Stored data:
----------------------------------------

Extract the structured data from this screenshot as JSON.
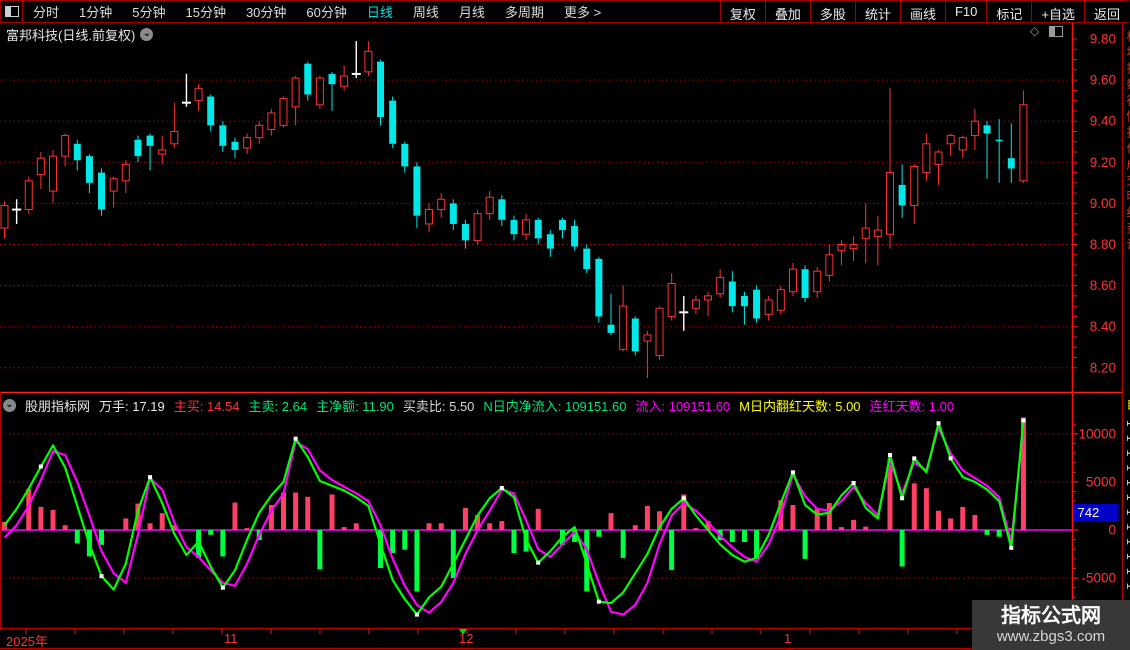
{
  "toolbar": {
    "periods": [
      "分时",
      "1分钟",
      "5分钟",
      "15分钟",
      "30分钟",
      "60分钟",
      "日线",
      "周线",
      "月线",
      "多周期",
      "更多 >"
    ],
    "active_period": "日线",
    "right_buttons": [
      "复权",
      "叠加",
      "多股",
      "统计",
      "画线",
      "F10",
      "标记",
      "+自选",
      "返回"
    ]
  },
  "title": {
    "text": "富邦科技(日线.前复权)"
  },
  "indicator_header": {
    "site": "股朋指标网",
    "fields": [
      {
        "label": "万手:",
        "value": "17.19",
        "color": "#e8e8e8"
      },
      {
        "label": "主买:",
        "value": "14.54",
        "color": "#ff3232"
      },
      {
        "label": "主卖:",
        "value": "2.64",
        "color": "#00e673"
      },
      {
        "label": "主净额:",
        "value": "11.90",
        "color": "#00e673"
      },
      {
        "label": "买卖比:",
        "value": "5.50",
        "color": "#d8d8d8"
      },
      {
        "label": "N日内净流入:",
        "value": "109151.60",
        "color": "#00e673"
      },
      {
        "label": "流入:",
        "value": "109151.60",
        "color": "#ff00ff"
      },
      {
        "label": "M日内翻红天数:",
        "value": "5.00",
        "color": "#ffff00"
      },
      {
        "label": "连红天数:",
        "value": "1.00",
        "color": "#ff00ff"
      }
    ]
  },
  "date_axis": {
    "year": "2025年",
    "months": [
      {
        "label": "11",
        "x": 224
      },
      {
        "label": "12",
        "x": 459
      },
      {
        "label": "1",
        "x": 784
      }
    ]
  },
  "watermark": {
    "line1": "指标公式网",
    "line2": "www.zbgs3.com"
  },
  "colors": {
    "up": "#ff3232",
    "down": "#00e8e8",
    "doji": "#ffffff",
    "bar_up": "#ff4066",
    "bar_down": "#00ff44",
    "line_fast": "#00ff00",
    "line_slow": "#ff00ff",
    "grid": "#b40000",
    "axis_text": "#ff3232",
    "zero_line": "#ff00ff",
    "tag_bg": "#0000c8"
  },
  "chart_data": [
    {
      "type": "candlestick",
      "title": "富邦科技(日线.前复权)",
      "ylim": [
        8.2,
        9.8
      ],
      "price_ticks": [
        "9.80",
        "9.60",
        "9.40",
        "9.20",
        "9.00",
        "8.80",
        "8.60",
        "8.40",
        "8.20"
      ],
      "grid": "dotted-horizontal",
      "candles": [
        [
          8.88,
          8.99,
          9.01,
          8.83,
          "u"
        ],
        [
          8.97,
          8.97,
          9.02,
          8.9,
          "w"
        ],
        [
          8.97,
          9.11,
          9.13,
          8.95,
          "u"
        ],
        [
          9.14,
          9.22,
          9.25,
          9.07,
          "u"
        ],
        [
          9.06,
          9.23,
          9.26,
          9.0,
          "u"
        ],
        [
          9.23,
          9.33,
          9.34,
          9.18,
          "u"
        ],
        [
          9.29,
          9.21,
          9.31,
          9.16,
          "d"
        ],
        [
          9.23,
          9.1,
          9.24,
          9.05,
          "d"
        ],
        [
          9.15,
          8.97,
          9.17,
          8.94,
          "d"
        ],
        [
          9.06,
          9.12,
          9.13,
          8.98,
          "u"
        ],
        [
          9.11,
          9.19,
          9.21,
          9.05,
          "u"
        ],
        [
          9.31,
          9.23,
          9.33,
          9.2,
          "d"
        ],
        [
          9.33,
          9.28,
          9.34,
          9.16,
          "d"
        ],
        [
          9.24,
          9.26,
          9.33,
          9.19,
          "u"
        ],
        [
          9.29,
          9.35,
          9.49,
          9.27,
          "u"
        ],
        [
          9.49,
          9.49,
          9.63,
          9.47,
          "w"
        ],
        [
          9.5,
          9.56,
          9.58,
          9.45,
          "u"
        ],
        [
          9.52,
          9.38,
          9.53,
          9.35,
          "d"
        ],
        [
          9.38,
          9.28,
          9.4,
          9.25,
          "d"
        ],
        [
          9.3,
          9.26,
          9.32,
          9.22,
          "d"
        ],
        [
          9.27,
          9.32,
          9.34,
          9.24,
          "u"
        ],
        [
          9.32,
          9.38,
          9.4,
          9.29,
          "u"
        ],
        [
          9.36,
          9.44,
          9.46,
          9.33,
          "u"
        ],
        [
          9.38,
          9.51,
          9.52,
          9.37,
          "u"
        ],
        [
          9.47,
          9.61,
          9.62,
          9.38,
          "u"
        ],
        [
          9.68,
          9.53,
          9.69,
          9.5,
          "d"
        ],
        [
          9.48,
          9.61,
          9.62,
          9.46,
          "u"
        ],
        [
          9.63,
          9.58,
          9.64,
          9.45,
          "d"
        ],
        [
          9.57,
          9.62,
          9.67,
          9.55,
          "u"
        ],
        [
          9.63,
          9.63,
          9.79,
          9.61,
          "w"
        ],
        [
          9.64,
          9.74,
          9.79,
          9.62,
          "u"
        ],
        [
          9.69,
          9.42,
          9.7,
          9.38,
          "d"
        ],
        [
          9.5,
          9.29,
          9.52,
          9.27,
          "d"
        ],
        [
          9.29,
          9.18,
          9.3,
          9.15,
          "d"
        ],
        [
          9.18,
          8.94,
          9.2,
          8.88,
          "d"
        ],
        [
          8.9,
          8.97,
          9.0,
          8.86,
          "u"
        ],
        [
          8.97,
          9.02,
          9.05,
          8.93,
          "u"
        ],
        [
          9.0,
          8.9,
          9.02,
          8.87,
          "d"
        ],
        [
          8.9,
          8.82,
          8.92,
          8.78,
          "d"
        ],
        [
          8.82,
          8.95,
          8.97,
          8.8,
          "u"
        ],
        [
          8.95,
          9.03,
          9.06,
          8.92,
          "u"
        ],
        [
          9.02,
          8.92,
          9.04,
          8.89,
          "d"
        ],
        [
          8.92,
          8.85,
          8.94,
          8.82,
          "d"
        ],
        [
          8.85,
          8.92,
          8.95,
          8.82,
          "u"
        ],
        [
          8.92,
          8.83,
          8.93,
          8.8,
          "d"
        ],
        [
          8.85,
          8.78,
          8.87,
          8.74,
          "d"
        ],
        [
          8.92,
          8.87,
          8.93,
          8.83,
          "d"
        ],
        [
          8.89,
          8.79,
          8.92,
          8.77,
          "d"
        ],
        [
          8.78,
          8.68,
          8.8,
          8.66,
          "d"
        ],
        [
          8.73,
          8.45,
          8.74,
          8.42,
          "d"
        ],
        [
          8.41,
          8.37,
          8.56,
          8.36,
          "d"
        ],
        [
          8.29,
          8.5,
          8.6,
          8.28,
          "u"
        ],
        [
          8.44,
          8.28,
          8.45,
          8.26,
          "d"
        ],
        [
          8.33,
          8.36,
          8.38,
          8.15,
          "u"
        ],
        [
          8.26,
          8.49,
          8.5,
          8.24,
          "u"
        ],
        [
          8.45,
          8.61,
          8.66,
          8.43,
          "u"
        ],
        [
          8.47,
          8.47,
          8.55,
          8.38,
          "w"
        ],
        [
          8.49,
          8.53,
          8.55,
          8.46,
          "u"
        ],
        [
          8.53,
          8.55,
          8.57,
          8.45,
          "u"
        ],
        [
          8.56,
          8.64,
          8.68,
          8.54,
          "u"
        ],
        [
          8.62,
          8.5,
          8.67,
          8.47,
          "d"
        ],
        [
          8.55,
          8.5,
          8.57,
          8.41,
          "d"
        ],
        [
          8.58,
          8.44,
          8.6,
          8.42,
          "d"
        ],
        [
          8.46,
          8.53,
          8.55,
          8.43,
          "u"
        ],
        [
          8.48,
          8.58,
          8.6,
          8.46,
          "u"
        ],
        [
          8.57,
          8.68,
          8.71,
          8.55,
          "u"
        ],
        [
          8.68,
          8.54,
          8.7,
          8.52,
          "d"
        ],
        [
          8.57,
          8.67,
          8.69,
          8.54,
          "u"
        ],
        [
          8.65,
          8.75,
          8.8,
          8.62,
          "u"
        ],
        [
          8.77,
          8.8,
          8.82,
          8.7,
          "u"
        ],
        [
          8.78,
          8.8,
          8.84,
          8.72,
          "u"
        ],
        [
          8.83,
          8.88,
          9.0,
          8.71,
          "u"
        ],
        [
          8.84,
          8.87,
          8.94,
          8.7,
          "u"
        ],
        [
          8.85,
          9.15,
          9.56,
          8.78,
          "u"
        ],
        [
          9.09,
          8.99,
          9.19,
          8.93,
          "d"
        ],
        [
          8.99,
          9.18,
          9.19,
          8.9,
          "u"
        ],
        [
          9.15,
          9.29,
          9.34,
          9.11,
          "u"
        ],
        [
          9.19,
          9.25,
          9.26,
          9.09,
          "u"
        ],
        [
          9.29,
          9.33,
          9.34,
          9.23,
          "u"
        ],
        [
          9.26,
          9.32,
          9.33,
          9.22,
          "u"
        ],
        [
          9.33,
          9.4,
          9.46,
          9.26,
          "u"
        ],
        [
          9.38,
          9.34,
          9.4,
          9.12,
          "d"
        ],
        [
          9.31,
          9.31,
          9.41,
          9.1,
          "d"
        ],
        [
          9.22,
          9.17,
          9.39,
          9.1,
          "d"
        ],
        [
          9.11,
          9.48,
          9.55,
          9.1,
          "u"
        ]
      ]
    },
    {
      "type": "bar",
      "axis_ticks": [
        "10000",
        "5000",
        "0",
        "-5000"
      ],
      "axis_values": [
        10000,
        5000,
        0,
        -5000
      ],
      "latest_tag": "742",
      "bars": [
        850,
        0,
        4300,
        2400,
        2100,
        500,
        -1400,
        -2750,
        -1550,
        0,
        1200,
        2750,
        700,
        1750,
        500,
        0,
        -2900,
        -500,
        -2750,
        2850,
        200,
        -1050,
        2600,
        3900,
        3900,
        3450,
        -4100,
        3700,
        300,
        700,
        0,
        -3950,
        -2400,
        -2050,
        -6400,
        700,
        700,
        -5000,
        2300,
        1550,
        700,
        930,
        -2400,
        -2250,
        2200,
        0,
        -1550,
        -1250,
        -6400,
        -700,
        1750,
        -2900,
        500,
        2500,
        1950,
        -4150,
        3700,
        200,
        930,
        -1050,
        -1250,
        -1250,
        -2900,
        0,
        3100,
        2600,
        -3000,
        2250,
        2800,
        300,
        1050,
        350,
        0,
        7450,
        -3800,
        4850,
        4350,
        2000,
        1200,
        2400,
        1550,
        -500,
        -700,
        200,
        11700
      ],
      "series": [
        {
          "name": "fast-green-line",
          "values": [
            500,
            2200,
            4300,
            6600,
            8800,
            6500,
            2500,
            -1500,
            -4800,
            -6200,
            -3500,
            2000,
            5500,
            2800,
            -400,
            -2600,
            -1200,
            -3800,
            -6000,
            -4200,
            -1000,
            1800,
            3600,
            5000,
            9500,
            7600,
            5100,
            4600,
            4100,
            3400,
            2500,
            -1500,
            -5200,
            -7200,
            -8800,
            -7000,
            -5900,
            -3500,
            -1000,
            1500,
            3300,
            4370,
            3400,
            -1000,
            -3400,
            -2200,
            -700,
            300,
            -3500,
            -7450,
            -7600,
            -6500,
            -4500,
            -2500,
            300,
            2200,
            3300,
            1500,
            0,
            -1500,
            -2600,
            -3300,
            -2900,
            -500,
            2800,
            6000,
            2600,
            1600,
            1800,
            3600,
            4890,
            2300,
            1200,
            7800,
            3300,
            7450,
            6000,
            11100,
            7450,
            5500,
            5000,
            4200,
            3000,
            -1850,
            11400
          ]
        },
        {
          "name": "slow-magenta-line",
          "values": [
            -800,
            500,
            2500,
            5200,
            8200,
            7800,
            5000,
            1500,
            -2200,
            -4500,
            -5500,
            -500,
            5400,
            4200,
            800,
            -1800,
            -2800,
            -4200,
            -5500,
            -5800,
            -3500,
            -500,
            2000,
            3800,
            9200,
            8400,
            6200,
            5200,
            4500,
            3800,
            3000,
            500,
            -3000,
            -5800,
            -7800,
            -8600,
            -7500,
            -5500,
            -2500,
            0,
            2000,
            4200,
            3800,
            1000,
            -2000,
            -2800,
            -1500,
            -200,
            -2000,
            -5500,
            -8500,
            -8800,
            -7800,
            -5500,
            -1500,
            1500,
            2800,
            2000,
            800,
            -600,
            -1800,
            -2800,
            -3300,
            -1500,
            1500,
            5800,
            3500,
            2200,
            2000,
            3000,
            4500,
            2800,
            1500,
            7200,
            3800,
            7000,
            6200,
            10600,
            8000,
            6200,
            5400,
            4600,
            3400,
            -1200,
            10800
          ]
        }
      ],
      "white_dots": [
        3,
        8,
        12,
        18,
        24,
        34,
        41,
        44,
        49,
        56,
        65,
        70,
        73,
        74,
        75,
        77,
        78,
        83,
        84
      ]
    }
  ]
}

----------------------------------------

■ AIM: From the data above, copy each line where the string "grid" appears.

■ SOLUTION TO THIS TASK:
    "grid": "#b40000",
      "grid": "dotted-horizontal",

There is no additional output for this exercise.